>> Begin Data for this exercise
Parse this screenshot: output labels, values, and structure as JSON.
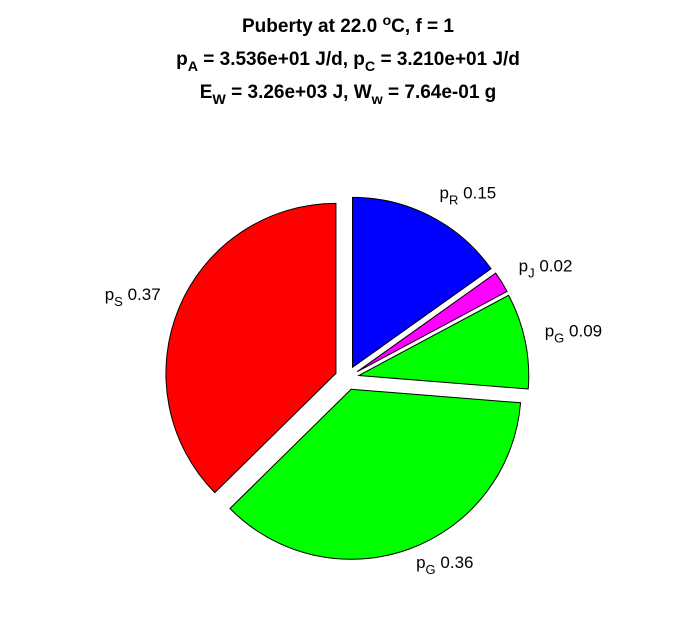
{
  "chart_data": {
    "type": "pie",
    "title_lines": [
      [
        {
          "text": "Puberty at 22.0 "
        },
        {
          "sup": "o"
        },
        {
          "text": "C, f = 1"
        }
      ],
      [
        {
          "text": "p"
        },
        {
          "sub": "A"
        },
        {
          "text": " = 3.536e+01 J/d,  p"
        },
        {
          "sub": "C"
        },
        {
          "text": " = 3.210e+01 J/d"
        }
      ],
      [
        {
          "text": "E"
        },
        {
          "sub": "W"
        },
        {
          "text": " = 3.26e+03 J, W"
        },
        {
          "sub": "w"
        },
        {
          "text": " = 7.64e-01 g"
        }
      ]
    ],
    "categories": [
      {
        "text": "p",
        "sub": "R"
      },
      {
        "text": "p",
        "sub": "J"
      },
      {
        "text": "p",
        "sub": "G"
      },
      {
        "text": "p",
        "sub": "G"
      },
      {
        "text": "p",
        "sub": "S"
      }
    ],
    "values": [
      0.15,
      0.02,
      0.09,
      0.36,
      0.37
    ],
    "colors": [
      "#0000ff",
      "#ff00ff",
      "#00ff00",
      "#00ff00",
      "#ff0000"
    ],
    "exploded": true
  }
}
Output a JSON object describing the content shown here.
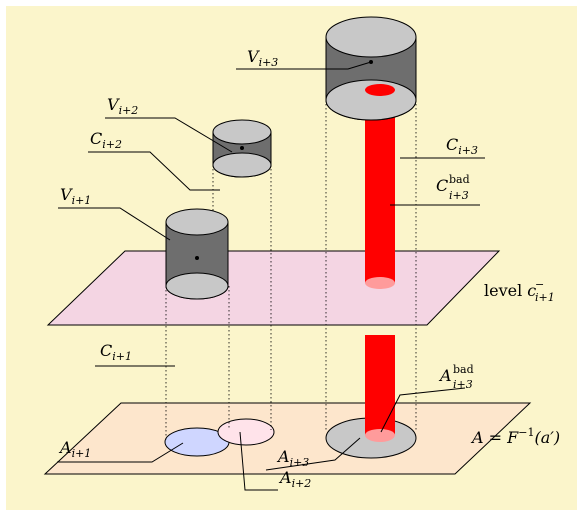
{
  "labels": {
    "V_i3": {
      "base": "V",
      "sub": "i+3"
    },
    "V_i2": {
      "base": "V",
      "sub": "i+2"
    },
    "C_i2": {
      "base": "C",
      "sub": "i+2"
    },
    "V_i1": {
      "base": "V",
      "sub": "i+1"
    },
    "C_i3": {
      "base": "C",
      "sub": "i+3"
    },
    "C_bad": {
      "base": "C",
      "sub": "i+3",
      "sup": "bad"
    },
    "level": {
      "word": "level ",
      "base": "c",
      "sub": "i+1",
      "sup": "−"
    },
    "C_i1": {
      "base": "C",
      "sub": "i+1"
    },
    "A_bad": {
      "base": "A",
      "sub": "i+3",
      "sup": "bad"
    },
    "A_i1": {
      "base": "A",
      "sub": "i+1"
    },
    "A_i3": {
      "base": "A",
      "sub": "i+3"
    },
    "A_i2": {
      "base": "A",
      "sub": "i+2"
    },
    "A_eq": {
      "text": "A = F",
      "sup": "−1",
      "tail": "(a′)"
    }
  },
  "colors": {
    "background": "#fbf5cb",
    "level_plane": "#f4d5e3",
    "base_plane": "#fde6cc",
    "cylinder_body": "#6e6e6e",
    "cylinder_cap": "#c8c8c8",
    "bad_tube": "#ff0000",
    "bad_tube_end": "#ff9b9b",
    "disk_A_i1": "#cfd6ff",
    "disk_A_i2": "#ffe3ea",
    "disk_A_i3": "#c8c8c8"
  }
}
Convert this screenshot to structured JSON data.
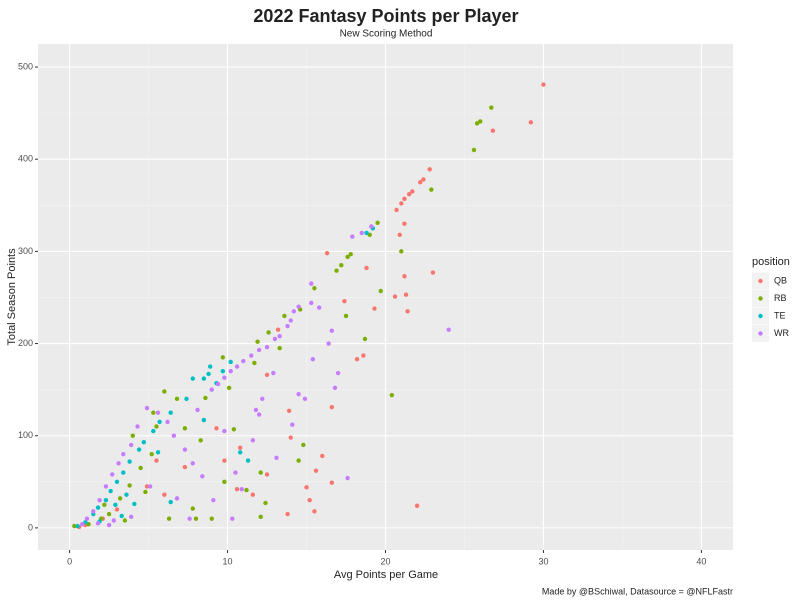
{
  "chart_data": {
    "type": "scatter",
    "title": "2022 Fantasy Points per Player",
    "subtitle": "New Scoring Method",
    "x_label": "Avg Points per Game",
    "y_label": "Total Season Points",
    "caption": "Made by @BSchiwal, Datasource = @NFLFastr",
    "legend_title": "position",
    "legend_position": "right",
    "grid": true,
    "xlim": [
      -2,
      42
    ],
    "ylim": [
      -24,
      525
    ],
    "xticks": [
      0,
      10,
      20,
      30,
      40
    ],
    "yticks": [
      0,
      100,
      200,
      300,
      400,
      500
    ],
    "series": [
      {
        "name": "QB",
        "color": "#F8766D",
        "x": [
          30,
          29.2,
          26.8,
          22.8,
          22.4,
          22.2,
          21.7,
          21.5,
          21.2,
          21,
          20.7,
          21.2,
          20.9,
          23,
          21.2,
          21.3,
          20.6,
          21.4,
          19.3,
          18.8,
          18.2,
          18.6,
          16.6,
          16,
          15.6,
          15.5,
          15,
          13.8,
          16.6,
          22,
          13.9,
          14,
          12.5,
          11.6,
          10.6,
          10.8,
          9.8,
          9.3,
          8.5,
          7.3,
          5.5,
          4.9,
          6,
          3,
          2.1,
          1,
          0.6,
          15.2,
          16.3,
          17.4,
          13.2,
          12.5
        ],
        "y": [
          481,
          440,
          431,
          389,
          378,
          375,
          365,
          362,
          357,
          352,
          345,
          330,
          318,
          277,
          273,
          253,
          251,
          235,
          238,
          282,
          183,
          187,
          131,
          78,
          62,
          18,
          44,
          15,
          49,
          24,
          127,
          98,
          58,
          36,
          42,
          87,
          73,
          108,
          117,
          66,
          73,
          45,
          36,
          20,
          10,
          3,
          1,
          30,
          298,
          246,
          215,
          166
        ]
      },
      {
        "name": "RB",
        "color": "#7CAE00",
        "x": [
          26.7,
          26,
          25.8,
          25.6,
          22.9,
          19.5,
          19,
          17.8,
          17.6,
          17.2,
          16.9,
          21,
          19.7,
          20.4,
          18.7,
          17.5,
          15.5,
          14.6,
          13.6,
          12.6,
          11.9,
          11.7,
          13.3,
          9.7,
          10.1,
          8.6,
          8.3,
          9.8,
          11.2,
          12.1,
          12.1,
          14.5,
          14.8,
          10.4,
          7.3,
          6.8,
          5.5,
          5.2,
          4.5,
          4.8,
          3.8,
          3.2,
          2.5,
          2,
          1.2,
          0.3,
          6.3,
          8,
          9,
          7.8,
          3.5,
          2.2,
          4,
          5.3,
          6,
          12.4
        ],
        "y": [
          456,
          441,
          439,
          410,
          367,
          331,
          318,
          297,
          294,
          285,
          279,
          300,
          257,
          144,
          205,
          230,
          260,
          237,
          230,
          212,
          202,
          179,
          195,
          185,
          152,
          141,
          95,
          50,
          41,
          12,
          60,
          73,
          90,
          107,
          108,
          140,
          110,
          80,
          65,
          39,
          46,
          32,
          15,
          10,
          4,
          2,
          10,
          10,
          10,
          21,
          8,
          25,
          100,
          125,
          148,
          27
        ]
      },
      {
        "name": "TE",
        "color": "#00BFC4",
        "x": [
          19.2,
          18.8,
          10.2,
          9.7,
          9.3,
          8.5,
          8.8,
          8.9,
          7.8,
          7.4,
          6.4,
          5.7,
          5.3,
          4.7,
          4.4,
          3.8,
          3.4,
          3,
          2.6,
          2.3,
          1.8,
          1.5,
          1,
          0.5,
          3.6,
          4.1,
          5.6,
          2.9,
          10.8,
          11.3,
          8.5,
          6.4,
          3.3,
          1.9
        ],
        "y": [
          325,
          320,
          180,
          170,
          157,
          162,
          167,
          175,
          162,
          140,
          125,
          115,
          105,
          93,
          85,
          72,
          60,
          50,
          40,
          30,
          22,
          15,
          6,
          2,
          36,
          26,
          82,
          25,
          82,
          73,
          117,
          28,
          13,
          7
        ]
      },
      {
        "name": "WR",
        "color": "#C77CFF",
        "x": [
          24,
          17.6,
          16.8,
          17,
          16.4,
          15.8,
          15.3,
          14.5,
          14.2,
          14,
          13.8,
          13.3,
          13,
          12.5,
          12,
          11.5,
          11,
          10.6,
          10.2,
          9.8,
          9.4,
          9,
          15.4,
          14.9,
          14.1,
          13.1,
          12.2,
          12,
          11.8,
          11.6,
          10.5,
          10.9,
          10.3,
          9.1,
          8.4,
          7.8,
          7.3,
          6.6,
          6.2,
          5.6,
          4.9,
          4.3,
          3.9,
          3.4,
          3.1,
          2.7,
          2.3,
          1.9,
          1.5,
          1.1,
          0.8,
          2.8,
          3.9,
          5.1,
          6.8,
          7.6,
          14.5,
          16.6,
          17.9,
          18.5,
          19.1,
          15.3,
          8.1,
          9.8,
          12.9,
          1.8,
          2.5
        ],
        "y": [
          215,
          54,
          152,
          168,
          200,
          239,
          244,
          240,
          235,
          225,
          219,
          208,
          205,
          196,
          193,
          187,
          181,
          175,
          170,
          163,
          156,
          150,
          183,
          140,
          112,
          76,
          140,
          123,
          128,
          95,
          60,
          42,
          10,
          30,
          56,
          70,
          85,
          100,
          115,
          125,
          130,
          110,
          90,
          80,
          70,
          58,
          45,
          30,
          18,
          10,
          4,
          8,
          12,
          45,
          32,
          10,
          145,
          214,
          316,
          320,
          327,
          265,
          128,
          105,
          168,
          5,
          3
        ]
      }
    ]
  }
}
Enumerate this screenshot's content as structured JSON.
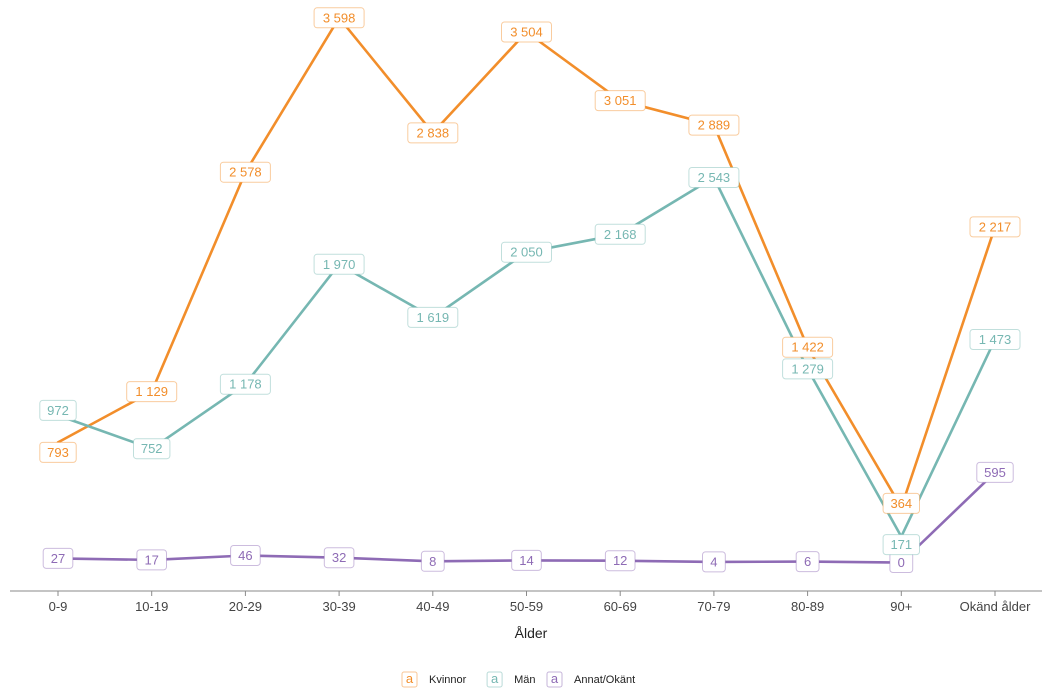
>> End Data for this exercise
Where a line above holds the string "Points", show that line.

    "title": "2022 Fantasy Points per Player",
    "x_label": "Avg Points per Game",
    "y_label": "Total Season Points",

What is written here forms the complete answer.